• _SHORT PROBLEM_
Count the lines containing "Total". Give the number alone.

(Entries from a visual dataset)
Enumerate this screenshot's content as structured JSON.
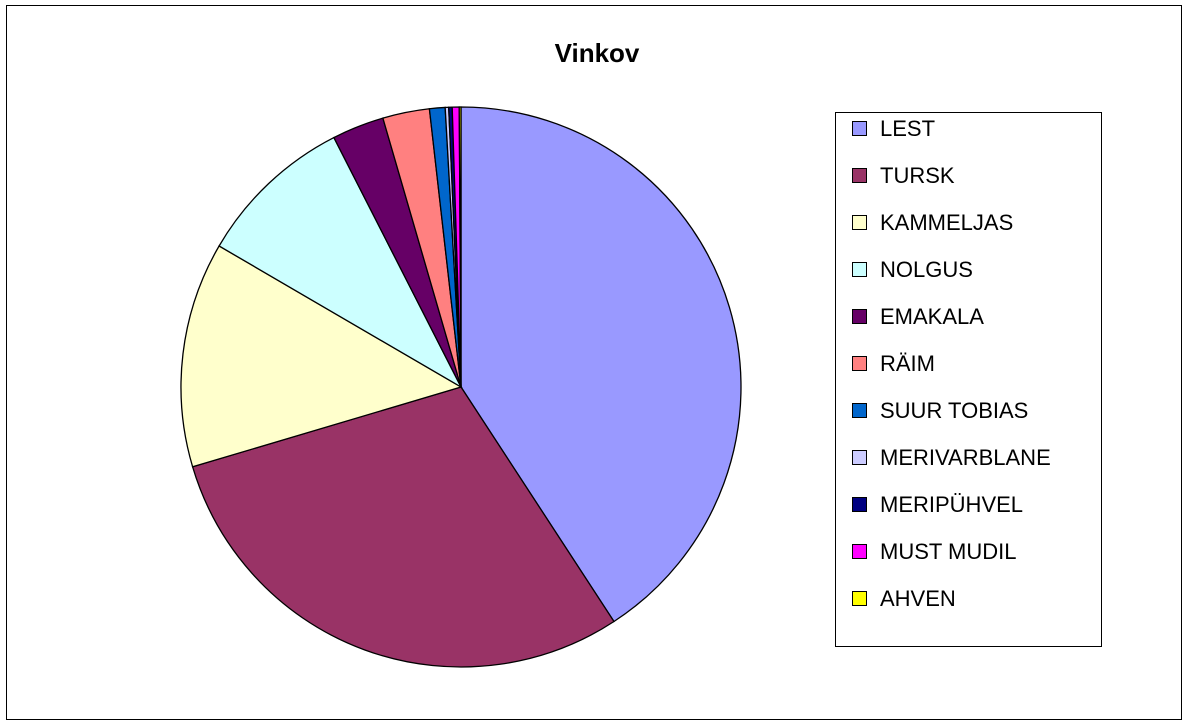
{
  "chart_data": {
    "type": "pie",
    "title": "Vinkov",
    "categories": [
      "LEST",
      "TURSK",
      "KAMMELJAS",
      "NOLGUS",
      "EMAKALA",
      "RÄIM",
      "SUUR TOBIAS",
      "MERIVARBLANE",
      "MERIPÜHVEL",
      "MUST MUDIL",
      "AHVEN"
    ],
    "values": [
      40.8,
      29.6,
      13.0,
      9.1,
      3.0,
      2.7,
      0.9,
      0.2,
      0.2,
      0.4,
      0.1
    ],
    "colors": [
      "#9999ff",
      "#993366",
      "#ffffcc",
      "#ccffff",
      "#660066",
      "#ff8080",
      "#0066cc",
      "#ccccff",
      "#000080",
      "#ff00ff",
      "#ffff00"
    ],
    "legend": "right"
  }
}
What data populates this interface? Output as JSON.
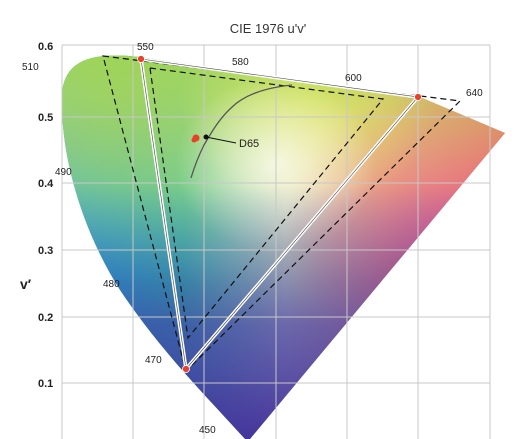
{
  "title": "CIE 1976 u'v'",
  "y_axis_label": "v′",
  "y_ticks": [
    "0.6",
    "0.5",
    "0.4",
    "0.3",
    "0.2",
    "0.1"
  ],
  "wavelength_labels": [
    "550",
    "580",
    "510",
    "600",
    "640",
    "490",
    "480",
    "470",
    "450"
  ],
  "white_point_label": "D65",
  "colors": {
    "primary_marker": "#e8402a",
    "triangle_solid": "#ffffff",
    "triangle_dashed": "#111111",
    "planckian_locus": "#555555",
    "grid": "#c8c8c8"
  }
}
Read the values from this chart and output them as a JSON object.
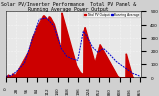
{
  "title": "Solar PV/Inverter Performance  Total PV Panel & Running Average Power Output",
  "bg_color": "#d0d0d0",
  "plot_bg": "#e8e8e8",
  "bar_color": "#cc0000",
  "avg_color": "#0000cc",
  "grid_color": "#ffffff",
  "ylim": [
    0,
    500
  ],
  "xlim": [
    0,
    366
  ],
  "yticks": [
    0,
    100,
    200,
    300,
    400,
    500
  ],
  "pv_data_x": [
    0,
    1,
    2,
    3,
    4,
    5,
    6,
    7,
    8,
    9,
    10,
    11,
    12,
    13,
    14,
    15,
    16,
    17,
    18,
    19,
    20,
    21,
    22,
    23,
    24,
    25,
    26,
    27,
    28,
    29,
    30,
    31,
    32,
    33,
    34,
    35,
    36,
    37,
    38,
    39,
    40,
    41,
    42,
    43,
    44,
    45,
    46,
    47,
    48,
    49,
    50,
    51,
    52,
    53,
    54,
    55,
    56,
    57,
    58,
    59,
    60,
    61,
    62,
    63,
    64,
    65,
    66,
    67,
    68,
    69,
    70,
    71,
    72,
    73,
    74,
    75,
    76,
    77,
    78,
    79,
    80,
    81,
    82,
    83,
    84,
    85,
    86,
    87,
    88,
    89,
    90,
    91,
    92,
    93,
    94,
    95,
    96,
    97,
    98,
    99,
    100,
    101,
    102,
    103,
    104,
    105,
    106,
    107,
    108,
    109,
    110,
    111,
    112,
    113,
    114,
    115,
    116,
    117,
    118,
    119,
    120,
    121,
    122,
    123,
    124,
    125,
    126,
    127,
    128,
    129,
    130,
    131,
    132,
    133,
    134,
    135,
    136,
    137,
    138,
    139,
    140,
    141,
    142,
    143,
    144,
    145,
    146,
    147,
    148,
    149,
    150,
    151,
    152,
    153,
    154,
    155,
    156,
    157,
    158,
    159,
    160,
    161,
    162,
    163,
    164,
    165,
    166,
    167,
    168,
    169,
    170,
    171,
    172,
    173,
    174,
    175,
    176,
    177,
    178,
    179,
    180,
    181,
    182,
    183,
    184,
    185,
    186,
    187,
    188,
    189,
    190,
    191,
    192,
    193,
    194,
    195,
    196,
    197,
    198,
    199,
    200,
    201,
    202,
    203,
    204,
    205,
    206,
    207,
    208,
    209,
    210,
    211,
    212,
    213,
    214,
    215,
    216,
    217,
    218,
    219,
    220,
    221,
    222,
    223,
    224,
    225,
    226,
    227,
    228,
    229,
    230,
    231,
    232,
    233,
    234,
    235,
    236,
    237,
    238,
    239,
    240,
    241,
    242,
    243,
    244,
    245,
    246,
    247,
    248,
    249,
    250,
    251,
    252,
    253,
    254,
    255,
    256,
    257,
    258,
    259,
    260,
    261,
    262,
    263,
    264,
    265,
    266,
    267,
    268,
    269,
    270,
    271,
    272,
    273,
    274,
    275,
    276,
    277,
    278,
    279,
    280,
    281,
    282,
    283,
    284,
    285,
    286,
    287,
    288,
    289,
    290,
    291,
    292,
    293,
    294,
    295,
    296,
    297,
    298,
    299,
    300,
    301,
    302,
    303,
    304,
    305,
    306,
    307,
    308,
    309,
    310,
    311,
    312,
    313,
    314,
    315,
    316,
    317,
    318,
    319,
    320,
    321,
    322,
    323,
    324,
    325,
    326,
    327,
    328,
    329,
    330,
    331,
    332,
    333,
    334,
    335,
    336,
    337,
    338,
    339,
    340,
    341,
    342,
    343,
    344,
    345,
    346,
    347,
    348,
    349,
    350,
    351,
    352,
    353,
    354,
    355,
    356,
    357,
    358,
    359,
    360,
    361,
    362,
    363,
    364,
    365
  ],
  "pv_data_y": [
    5,
    8,
    10,
    12,
    15,
    18,
    20,
    18,
    15,
    12,
    10,
    8,
    6,
    8,
    10,
    15,
    20,
    25,
    30,
    28,
    25,
    22,
    20,
    18,
    16,
    20,
    25,
    30,
    35,
    40,
    45,
    50,
    55,
    60,
    65,
    70,
    75,
    80,
    85,
    90,
    95,
    100,
    105,
    110,
    115,
    120,
    125,
    130,
    135,
    140,
    145,
    150,
    155,
    160,
    165,
    170,
    175,
    180,
    185,
    190,
    195,
    200,
    210,
    220,
    230,
    240,
    250,
    260,
    270,
    280,
    290,
    300,
    310,
    315,
    320,
    325,
    330,
    335,
    340,
    345,
    350,
    360,
    370,
    380,
    385,
    390,
    395,
    400,
    405,
    410,
    415,
    420,
    425,
    430,
    435,
    440,
    445,
    450,
    455,
    460,
    465,
    468,
    470,
    468,
    465,
    462,
    460,
    455,
    450,
    445,
    440,
    438,
    440,
    445,
    450,
    455,
    460,
    462,
    460,
    458,
    455,
    450,
    445,
    440,
    435,
    430,
    425,
    420,
    415,
    410,
    405,
    395,
    385,
    375,
    365,
    355,
    345,
    335,
    325,
    315,
    305,
    295,
    285,
    275,
    265,
    255,
    245,
    235,
    225,
    215,
    205,
    490,
    480,
    470,
    460,
    450,
    440,
    430,
    420,
    410,
    400,
    390,
    380,
    370,
    360,
    350,
    340,
    330,
    320,
    310,
    300,
    290,
    280,
    270,
    260,
    250,
    240,
    230,
    220,
    210,
    200,
    190,
    180,
    170,
    160,
    150,
    140,
    130,
    120,
    110,
    100,
    90,
    85,
    80,
    75,
    70,
    65,
    60,
    55,
    50,
    45,
    40,
    38,
    36,
    34,
    32,
    30,
    28,
    26,
    24,
    22,
    350,
    360,
    370,
    380,
    370,
    360,
    350,
    340,
    330,
    320,
    310,
    300,
    290,
    280,
    270,
    260,
    250,
    240,
    230,
    220,
    210,
    200,
    190,
    180,
    170,
    160,
    150,
    140,
    130,
    120,
    115,
    120,
    130,
    140,
    150,
    160,
    170,
    180,
    190,
    200,
    210,
    220,
    230,
    240,
    250,
    245,
    240,
    235,
    230,
    225,
    220,
    215,
    210,
    205,
    200,
    195,
    190,
    185,
    180,
    175,
    170,
    165,
    160,
    155,
    150,
    145,
    140,
    135,
    130,
    125,
    120,
    115,
    110,
    105,
    100,
    95,
    90,
    85,
    80,
    75,
    70,
    65,
    60,
    55,
    50,
    45,
    40,
    35,
    30,
    25,
    20,
    15,
    10,
    8,
    6,
    4,
    3,
    2,
    1,
    0,
    0,
    0,
    0,
    0,
    0,
    0,
    0,
    0,
    0,
    0,
    0,
    0,
    0,
    0,
    0,
    180,
    170,
    160,
    150,
    140,
    130,
    120,
    110,
    100,
    90,
    80,
    70,
    60,
    50,
    40,
    30,
    20,
    10,
    5,
    3
  ],
  "avg_x": [
    0,
    15,
    30,
    50,
    70,
    90,
    110,
    130,
    150,
    165,
    180,
    195,
    210,
    220,
    235,
    250,
    265,
    280,
    300,
    320,
    345,
    360,
    365
  ],
  "avg_y": [
    8,
    15,
    50,
    110,
    280,
    440,
    450,
    390,
    220,
    160,
    140,
    130,
    350,
    310,
    230,
    190,
    220,
    180,
    120,
    80,
    30,
    15,
    5
  ],
  "legend_pv": "Total PV Output",
  "legend_avg": "Running Average",
  "title_fontsize": 3.5,
  "tick_fontsize": 3
}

• _FINISHED ANSWER_
2